- [TEXT SEGMENT]

___

All information about the History of the island of Saint-Martin / Sint-Maarten
In the Beginning ...
Archaeology has revealed that the island of Saint-Martin / Sint Maarten was inhabited over 5,000 years ago. Initially, it was the Ciboneys Indians who made the island their home. Then the ancestors of the Arawaks arrived by pirogue from Venezuela. They settled on Hope Estate, a hill overlooking the plain of Grand Case. Their descendants gradually occupied the coastline, and it's not impossible that they saw Christopher Columbus's caravels sail past. It was during his second voyage, on November 11, 1493, that he named the island without even setting foot on it.
Disease and exodus led to the gradual disappearance of the Arawaks, even though settlers had not yet arrived. Then in the hands of the King's privateers or freebooters, it wasn't until 1627 that a Dutch ship, stopped at Great Bay, noticed the salt pond, and the first families settled there. But in 1638, the Kingdom of Spain, anxious to retain sovereignty over the Antilles islands, sent a fleet from Puerto Rico to drive out the first settlers. The Spanish built a wooden fort on the site of today's Fort d'Amsterdam, and left a detachment of thirty men to drive out any European nations wishing to settle on Saint-Martin.
After 10 years of occupation, decimated by famine and viruses, the Spanish garrison abandoned Saint-Martin. A few French and Dutch families, who had been living in hiding on the other side of the island, appealed to their respective governments to take possession of the island. On March 23, 1648, the French and Dutch signed a partition treaty on the Mount of Concord or Concordia.
The story goes that, in order to divide the island, each country had to choose a walker. Positioned back to back, each had to walk, not run, in the opposite direction along the coastline. As the meeting point was on the other side of the island, the border was established according to the territory covered by each country. The French ended up with 54 km2 and the Dutch with 32 km2. Some said that the French, having chosen wine as a stimulant, might have been more effective than the Dutch, who had chosen Dutch gin. Others simply accused the Frenchman of running instead of walking.
In the centuries that followed, following the repercussions of numerous European wars, Saint-Martin changed nationality 18 times. The economy was sluggish until the sugar and cotton industries took off in the mid-18th century. But after 1833, when slavery was abolished in the English islands, and again in 1848 in the French islands, the sugar factories stopped operating one after the other.
Until the early 1960s, the island turned to salt production in the ponds of Grand Case, Chevrise, Quartier d'Orléans and Great Bay. During the Second World War, the construction of an airport by the U.S. Navy - in order to monitor the movements of German submarines - brought about a new turning point in the island's economy. In the 1950s, the Princess Juliana airport opened up Saint-Martin / Sint Maarten to the tourist industry, which has continued to grow ever since.

___

- [PROBLEM TO WORK ON] Using the text on the history of Saint-Martin / Sint Maarten above, list every location whose ponds it names as places of salt production until the early 1960s.

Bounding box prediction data
___

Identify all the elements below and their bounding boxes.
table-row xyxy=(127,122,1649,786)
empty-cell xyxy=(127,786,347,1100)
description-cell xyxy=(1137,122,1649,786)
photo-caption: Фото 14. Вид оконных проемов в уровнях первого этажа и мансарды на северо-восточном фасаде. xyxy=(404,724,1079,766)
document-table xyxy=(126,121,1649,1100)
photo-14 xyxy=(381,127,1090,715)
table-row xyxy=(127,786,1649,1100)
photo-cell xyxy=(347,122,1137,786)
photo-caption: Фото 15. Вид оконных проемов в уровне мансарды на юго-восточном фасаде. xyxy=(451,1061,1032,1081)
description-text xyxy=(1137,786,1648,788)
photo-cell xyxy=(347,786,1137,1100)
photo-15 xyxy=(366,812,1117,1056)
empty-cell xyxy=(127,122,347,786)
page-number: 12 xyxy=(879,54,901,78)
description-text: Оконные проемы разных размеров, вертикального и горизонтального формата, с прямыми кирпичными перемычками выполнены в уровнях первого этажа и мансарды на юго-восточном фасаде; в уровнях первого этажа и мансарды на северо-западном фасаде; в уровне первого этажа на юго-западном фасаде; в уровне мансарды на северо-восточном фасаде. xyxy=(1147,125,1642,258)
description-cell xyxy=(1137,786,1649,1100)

___

- [SOLVED EXERCISE]
Grand Case
Chevrise
Quartier d'Orléans
Great Bay